INFORMATION SHOWN:
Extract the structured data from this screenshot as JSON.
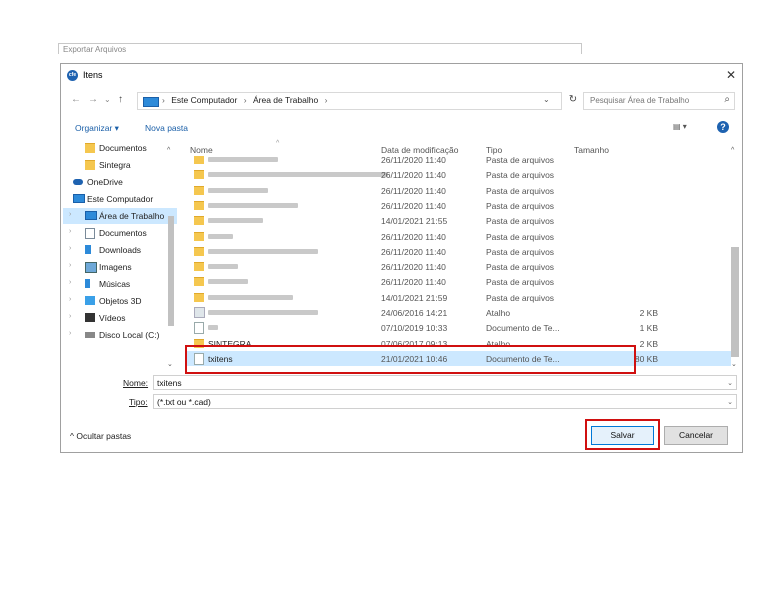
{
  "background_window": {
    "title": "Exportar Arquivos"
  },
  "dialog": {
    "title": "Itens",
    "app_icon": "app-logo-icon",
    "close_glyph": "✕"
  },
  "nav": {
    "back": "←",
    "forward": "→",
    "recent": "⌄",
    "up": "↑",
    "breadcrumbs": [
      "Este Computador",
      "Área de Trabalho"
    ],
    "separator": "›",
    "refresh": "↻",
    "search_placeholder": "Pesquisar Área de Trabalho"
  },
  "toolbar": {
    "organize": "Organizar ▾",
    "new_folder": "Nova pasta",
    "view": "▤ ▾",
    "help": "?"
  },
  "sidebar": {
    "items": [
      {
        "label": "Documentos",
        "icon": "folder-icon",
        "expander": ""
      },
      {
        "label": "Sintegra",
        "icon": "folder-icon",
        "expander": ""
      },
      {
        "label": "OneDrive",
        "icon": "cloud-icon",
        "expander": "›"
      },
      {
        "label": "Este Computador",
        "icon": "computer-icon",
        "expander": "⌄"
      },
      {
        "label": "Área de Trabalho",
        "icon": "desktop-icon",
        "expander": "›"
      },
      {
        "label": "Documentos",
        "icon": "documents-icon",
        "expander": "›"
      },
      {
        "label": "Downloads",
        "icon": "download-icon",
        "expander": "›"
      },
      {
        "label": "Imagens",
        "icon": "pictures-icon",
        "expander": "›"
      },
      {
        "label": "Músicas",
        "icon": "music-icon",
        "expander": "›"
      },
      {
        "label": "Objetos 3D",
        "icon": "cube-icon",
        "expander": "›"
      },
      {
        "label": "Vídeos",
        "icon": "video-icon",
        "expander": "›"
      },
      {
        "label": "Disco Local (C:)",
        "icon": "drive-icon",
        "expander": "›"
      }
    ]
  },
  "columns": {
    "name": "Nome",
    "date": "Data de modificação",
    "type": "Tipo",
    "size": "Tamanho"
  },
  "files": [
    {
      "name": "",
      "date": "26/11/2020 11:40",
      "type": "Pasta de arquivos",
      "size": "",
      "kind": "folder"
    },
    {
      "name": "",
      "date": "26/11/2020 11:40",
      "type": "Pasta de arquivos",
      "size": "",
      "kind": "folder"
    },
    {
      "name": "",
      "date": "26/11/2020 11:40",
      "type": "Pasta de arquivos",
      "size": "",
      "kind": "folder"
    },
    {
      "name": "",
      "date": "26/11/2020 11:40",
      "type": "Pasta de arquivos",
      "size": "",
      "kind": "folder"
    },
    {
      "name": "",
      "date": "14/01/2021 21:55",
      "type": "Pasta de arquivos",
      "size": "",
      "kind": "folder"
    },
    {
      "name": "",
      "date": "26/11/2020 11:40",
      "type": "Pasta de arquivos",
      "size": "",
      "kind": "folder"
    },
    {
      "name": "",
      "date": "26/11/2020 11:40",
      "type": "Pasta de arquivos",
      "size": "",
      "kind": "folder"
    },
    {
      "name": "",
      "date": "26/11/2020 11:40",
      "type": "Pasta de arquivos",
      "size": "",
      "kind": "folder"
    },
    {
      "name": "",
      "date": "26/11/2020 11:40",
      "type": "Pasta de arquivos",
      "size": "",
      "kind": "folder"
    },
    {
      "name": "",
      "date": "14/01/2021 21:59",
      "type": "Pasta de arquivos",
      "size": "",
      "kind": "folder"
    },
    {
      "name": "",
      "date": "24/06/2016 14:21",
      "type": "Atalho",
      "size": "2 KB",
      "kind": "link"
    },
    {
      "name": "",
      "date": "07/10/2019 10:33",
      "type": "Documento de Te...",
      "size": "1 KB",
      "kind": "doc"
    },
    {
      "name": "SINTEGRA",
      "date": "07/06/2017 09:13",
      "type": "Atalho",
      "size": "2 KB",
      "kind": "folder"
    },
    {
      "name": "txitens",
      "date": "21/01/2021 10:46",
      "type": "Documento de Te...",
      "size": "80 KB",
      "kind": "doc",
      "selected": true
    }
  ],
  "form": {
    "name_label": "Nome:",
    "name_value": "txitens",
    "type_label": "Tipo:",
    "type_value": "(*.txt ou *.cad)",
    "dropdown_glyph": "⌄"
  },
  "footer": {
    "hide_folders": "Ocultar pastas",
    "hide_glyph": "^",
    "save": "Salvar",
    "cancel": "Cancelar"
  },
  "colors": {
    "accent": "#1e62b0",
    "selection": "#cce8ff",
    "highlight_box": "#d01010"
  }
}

EXERCISE DETAILS:
Restate every record exactly, please; do not copy the pictures.

REPLY TO THE EXERCISE:
Extract the structured data from this screenshot as JSON.
{
  "background_window": {
    "title": "Exportar Arquivos"
  },
  "dialog": {
    "title": "Itens",
    "app_icon": "app-logo-icon",
    "close_glyph": "✕"
  },
  "nav": {
    "back": "←",
    "forward": "→",
    "recent": "⌄",
    "up": "↑",
    "breadcrumbs": [
      "Este Computador",
      "Área de Trabalho"
    ],
    "separator": "›",
    "refresh": "↻",
    "search_placeholder": "Pesquisar Área de Trabalho"
  },
  "toolbar": {
    "organize": "Organizar ▾",
    "new_folder": "Nova pasta",
    "view": "▤ ▾",
    "help": "?"
  },
  "sidebar": {
    "items": [
      {
        "label": "Documentos",
        "icon": "folder-icon",
        "expander": ""
      },
      {
        "label": "Sintegra",
        "icon": "folder-icon",
        "expander": ""
      },
      {
        "label": "OneDrive",
        "icon": "cloud-icon",
        "expander": "›"
      },
      {
        "label": "Este Computador",
        "icon": "computer-icon",
        "expander": "⌄"
      },
      {
        "label": "Área de Trabalho",
        "icon": "desktop-icon",
        "expander": "›"
      },
      {
        "label": "Documentos",
        "icon": "documents-icon",
        "expander": "›"
      },
      {
        "label": "Downloads",
        "icon": "download-icon",
        "expander": "›"
      },
      {
        "label": "Imagens",
        "icon": "pictures-icon",
        "expander": "›"
      },
      {
        "label": "Músicas",
        "icon": "music-icon",
        "expander": "›"
      },
      {
        "label": "Objetos 3D",
        "icon": "cube-icon",
        "expander": "›"
      },
      {
        "label": "Vídeos",
        "icon": "video-icon",
        "expander": "›"
      },
      {
        "label": "Disco Local (C:)",
        "icon": "drive-icon",
        "expander": "›"
      }
    ]
  },
  "columns": {
    "name": "Nome",
    "date": "Data de modificação",
    "type": "Tipo",
    "size": "Tamanho"
  },
  "files": [
    {
      "name": "",
      "date": "26/11/2020 11:40",
      "type": "Pasta de arquivos",
      "size": "",
      "kind": "folder"
    },
    {
      "name": "",
      "date": "26/11/2020 11:40",
      "type": "Pasta de arquivos",
      "size": "",
      "kind": "folder"
    },
    {
      "name": "",
      "date": "26/11/2020 11:40",
      "type": "Pasta de arquivos",
      "size": "",
      "kind": "folder"
    },
    {
      "name": "",
      "date": "26/11/2020 11:40",
      "type": "Pasta de arquivos",
      "size": "",
      "kind": "folder"
    },
    {
      "name": "",
      "date": "14/01/2021 21:55",
      "type": "Pasta de arquivos",
      "size": "",
      "kind": "folder"
    },
    {
      "name": "",
      "date": "26/11/2020 11:40",
      "type": "Pasta de arquivos",
      "size": "",
      "kind": "folder"
    },
    {
      "name": "",
      "date": "26/11/2020 11:40",
      "type": "Pasta de arquivos",
      "size": "",
      "kind": "folder"
    },
    {
      "name": "",
      "date": "26/11/2020 11:40",
      "type": "Pasta de arquivos",
      "size": "",
      "kind": "folder"
    },
    {
      "name": "",
      "date": "26/11/2020 11:40",
      "type": "Pasta de arquivos",
      "size": "",
      "kind": "folder"
    },
    {
      "name": "",
      "date": "14/01/2021 21:59",
      "type": "Pasta de arquivos",
      "size": "",
      "kind": "folder"
    },
    {
      "name": "",
      "date": "24/06/2016 14:21",
      "type": "Atalho",
      "size": "2 KB",
      "kind": "link"
    },
    {
      "name": "",
      "date": "07/10/2019 10:33",
      "type": "Documento de Te...",
      "size": "1 KB",
      "kind": "doc"
    },
    {
      "name": "SINTEGRA",
      "date": "07/06/2017 09:13",
      "type": "Atalho",
      "size": "2 KB",
      "kind": "folder"
    },
    {
      "name": "txitens",
      "date": "21/01/2021 10:46",
      "type": "Documento de Te...",
      "size": "80 KB",
      "kind": "doc",
      "selected": true
    }
  ],
  "form": {
    "name_label": "Nome:",
    "name_value": "txitens",
    "type_label": "Tipo:",
    "type_value": "(*.txt ou *.cad)",
    "dropdown_glyph": "⌄"
  },
  "footer": {
    "hide_folders": "Ocultar pastas",
    "hide_glyph": "^",
    "save": "Salvar",
    "cancel": "Cancelar"
  },
  "colors": {
    "accent": "#1e62b0",
    "selection": "#cce8ff",
    "highlight_box": "#d01010"
  }
}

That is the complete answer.